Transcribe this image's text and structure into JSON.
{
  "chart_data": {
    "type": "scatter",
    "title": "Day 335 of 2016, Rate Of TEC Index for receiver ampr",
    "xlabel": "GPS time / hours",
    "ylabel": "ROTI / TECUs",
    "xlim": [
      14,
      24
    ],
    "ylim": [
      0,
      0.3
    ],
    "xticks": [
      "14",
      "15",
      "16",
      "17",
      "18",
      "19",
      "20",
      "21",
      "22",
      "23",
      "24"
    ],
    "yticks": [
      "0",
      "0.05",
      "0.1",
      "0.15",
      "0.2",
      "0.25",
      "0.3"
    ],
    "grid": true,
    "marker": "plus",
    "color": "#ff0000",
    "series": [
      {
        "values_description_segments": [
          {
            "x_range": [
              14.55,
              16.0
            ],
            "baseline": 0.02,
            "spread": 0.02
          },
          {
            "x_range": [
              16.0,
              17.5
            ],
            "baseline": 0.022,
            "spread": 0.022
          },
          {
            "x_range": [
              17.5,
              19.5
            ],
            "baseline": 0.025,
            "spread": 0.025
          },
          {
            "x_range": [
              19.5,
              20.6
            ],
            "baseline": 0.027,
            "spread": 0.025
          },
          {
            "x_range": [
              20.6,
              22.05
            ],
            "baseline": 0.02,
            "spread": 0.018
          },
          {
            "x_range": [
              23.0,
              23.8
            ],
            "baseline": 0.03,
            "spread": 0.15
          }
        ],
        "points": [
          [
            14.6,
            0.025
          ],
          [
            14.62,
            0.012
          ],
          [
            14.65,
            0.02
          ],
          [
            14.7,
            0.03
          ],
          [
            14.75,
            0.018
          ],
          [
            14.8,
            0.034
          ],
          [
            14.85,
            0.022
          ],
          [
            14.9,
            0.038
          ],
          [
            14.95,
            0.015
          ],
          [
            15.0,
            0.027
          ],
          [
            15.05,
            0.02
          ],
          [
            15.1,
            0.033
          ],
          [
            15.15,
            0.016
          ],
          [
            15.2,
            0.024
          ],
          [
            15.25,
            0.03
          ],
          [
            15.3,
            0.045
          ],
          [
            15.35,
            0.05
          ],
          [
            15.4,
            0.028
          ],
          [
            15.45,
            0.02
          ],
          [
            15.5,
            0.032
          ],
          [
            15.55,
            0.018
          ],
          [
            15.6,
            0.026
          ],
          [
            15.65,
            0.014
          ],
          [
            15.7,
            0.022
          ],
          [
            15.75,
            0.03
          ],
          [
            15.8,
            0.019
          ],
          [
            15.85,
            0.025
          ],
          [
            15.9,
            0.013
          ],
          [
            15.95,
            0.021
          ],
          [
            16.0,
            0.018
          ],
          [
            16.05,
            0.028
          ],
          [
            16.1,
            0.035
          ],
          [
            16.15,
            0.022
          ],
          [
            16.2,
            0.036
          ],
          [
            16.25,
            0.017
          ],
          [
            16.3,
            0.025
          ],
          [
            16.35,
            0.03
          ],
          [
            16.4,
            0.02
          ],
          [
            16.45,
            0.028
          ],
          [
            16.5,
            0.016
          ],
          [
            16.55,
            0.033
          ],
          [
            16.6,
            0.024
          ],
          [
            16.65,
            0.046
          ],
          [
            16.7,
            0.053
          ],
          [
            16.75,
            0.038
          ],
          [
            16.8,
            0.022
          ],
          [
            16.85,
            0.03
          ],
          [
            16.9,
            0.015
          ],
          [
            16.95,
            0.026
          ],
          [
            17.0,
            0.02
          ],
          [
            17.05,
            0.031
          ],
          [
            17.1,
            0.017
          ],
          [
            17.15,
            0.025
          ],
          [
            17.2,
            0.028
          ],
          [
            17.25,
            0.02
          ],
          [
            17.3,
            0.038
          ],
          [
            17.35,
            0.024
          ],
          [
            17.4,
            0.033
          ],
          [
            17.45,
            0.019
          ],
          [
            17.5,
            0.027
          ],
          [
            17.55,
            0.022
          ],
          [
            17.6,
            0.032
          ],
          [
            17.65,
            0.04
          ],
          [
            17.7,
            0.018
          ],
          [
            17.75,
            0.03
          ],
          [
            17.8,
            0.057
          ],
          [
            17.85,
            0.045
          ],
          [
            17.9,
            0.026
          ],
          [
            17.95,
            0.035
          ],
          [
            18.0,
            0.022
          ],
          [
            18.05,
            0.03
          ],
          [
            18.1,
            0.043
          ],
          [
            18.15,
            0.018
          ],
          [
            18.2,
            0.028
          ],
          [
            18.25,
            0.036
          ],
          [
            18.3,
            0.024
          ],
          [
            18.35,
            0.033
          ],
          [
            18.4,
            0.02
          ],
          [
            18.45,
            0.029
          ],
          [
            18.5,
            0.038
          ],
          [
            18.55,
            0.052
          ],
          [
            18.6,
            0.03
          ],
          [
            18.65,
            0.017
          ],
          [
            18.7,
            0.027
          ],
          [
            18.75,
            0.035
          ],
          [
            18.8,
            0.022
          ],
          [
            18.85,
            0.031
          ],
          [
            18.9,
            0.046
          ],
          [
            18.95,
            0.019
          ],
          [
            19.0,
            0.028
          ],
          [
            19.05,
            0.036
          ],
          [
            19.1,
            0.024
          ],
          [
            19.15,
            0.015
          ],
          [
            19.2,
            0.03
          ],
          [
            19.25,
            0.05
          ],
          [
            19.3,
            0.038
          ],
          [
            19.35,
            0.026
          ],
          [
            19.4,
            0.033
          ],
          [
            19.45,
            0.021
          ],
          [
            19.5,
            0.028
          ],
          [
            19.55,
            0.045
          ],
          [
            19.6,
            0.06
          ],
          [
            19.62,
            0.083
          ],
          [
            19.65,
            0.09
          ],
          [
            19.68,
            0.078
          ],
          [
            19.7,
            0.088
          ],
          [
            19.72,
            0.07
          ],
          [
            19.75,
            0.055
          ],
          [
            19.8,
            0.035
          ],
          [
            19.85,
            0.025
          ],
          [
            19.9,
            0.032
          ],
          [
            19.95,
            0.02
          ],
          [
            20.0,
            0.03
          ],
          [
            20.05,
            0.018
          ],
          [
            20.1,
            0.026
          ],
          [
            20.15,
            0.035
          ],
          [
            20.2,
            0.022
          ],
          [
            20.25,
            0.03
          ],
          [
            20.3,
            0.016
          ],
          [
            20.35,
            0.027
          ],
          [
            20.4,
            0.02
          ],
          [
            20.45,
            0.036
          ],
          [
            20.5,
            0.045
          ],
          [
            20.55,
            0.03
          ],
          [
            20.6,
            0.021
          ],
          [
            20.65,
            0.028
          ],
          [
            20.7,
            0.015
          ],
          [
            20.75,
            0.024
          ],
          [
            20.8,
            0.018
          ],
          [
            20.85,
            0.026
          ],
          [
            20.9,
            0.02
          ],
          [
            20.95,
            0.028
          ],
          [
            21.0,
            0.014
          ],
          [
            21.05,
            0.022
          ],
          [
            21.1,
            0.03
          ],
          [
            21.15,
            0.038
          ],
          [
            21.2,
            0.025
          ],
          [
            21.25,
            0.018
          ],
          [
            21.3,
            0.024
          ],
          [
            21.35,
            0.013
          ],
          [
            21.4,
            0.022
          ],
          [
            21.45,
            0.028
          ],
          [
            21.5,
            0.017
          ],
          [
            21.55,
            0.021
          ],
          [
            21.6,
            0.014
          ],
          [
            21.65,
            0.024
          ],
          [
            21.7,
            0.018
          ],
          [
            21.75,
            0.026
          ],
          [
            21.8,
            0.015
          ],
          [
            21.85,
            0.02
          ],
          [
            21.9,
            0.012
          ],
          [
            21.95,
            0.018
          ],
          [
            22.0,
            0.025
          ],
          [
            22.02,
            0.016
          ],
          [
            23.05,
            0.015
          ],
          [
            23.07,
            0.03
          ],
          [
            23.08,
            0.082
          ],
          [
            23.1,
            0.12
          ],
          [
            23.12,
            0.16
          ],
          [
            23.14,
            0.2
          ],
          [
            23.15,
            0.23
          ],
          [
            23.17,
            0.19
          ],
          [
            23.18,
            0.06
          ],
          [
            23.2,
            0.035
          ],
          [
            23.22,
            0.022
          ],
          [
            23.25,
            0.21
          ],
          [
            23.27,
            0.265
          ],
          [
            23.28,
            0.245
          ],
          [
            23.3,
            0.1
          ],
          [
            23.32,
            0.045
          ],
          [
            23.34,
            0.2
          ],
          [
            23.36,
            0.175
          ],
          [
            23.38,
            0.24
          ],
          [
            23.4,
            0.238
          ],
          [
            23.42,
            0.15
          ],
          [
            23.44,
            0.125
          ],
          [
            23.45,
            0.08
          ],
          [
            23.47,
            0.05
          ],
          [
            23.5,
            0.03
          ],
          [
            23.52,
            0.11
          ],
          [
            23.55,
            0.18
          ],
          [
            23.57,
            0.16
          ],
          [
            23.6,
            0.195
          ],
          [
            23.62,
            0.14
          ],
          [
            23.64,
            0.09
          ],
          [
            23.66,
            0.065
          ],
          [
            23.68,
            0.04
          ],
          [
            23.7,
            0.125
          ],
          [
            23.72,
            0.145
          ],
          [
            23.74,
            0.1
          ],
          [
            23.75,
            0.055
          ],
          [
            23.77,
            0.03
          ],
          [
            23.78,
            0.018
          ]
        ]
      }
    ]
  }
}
+++++
● **Your instructions**:
Copy each line in the data that holds the word "baseline".

● **Answer to this problem**:
            "baseline": 0.02,
            "baseline": 0.022,
            "baseline": 0.025,
            "baseline": 0.027,
            "baseline": 0.02,
            "baseline": 0.03,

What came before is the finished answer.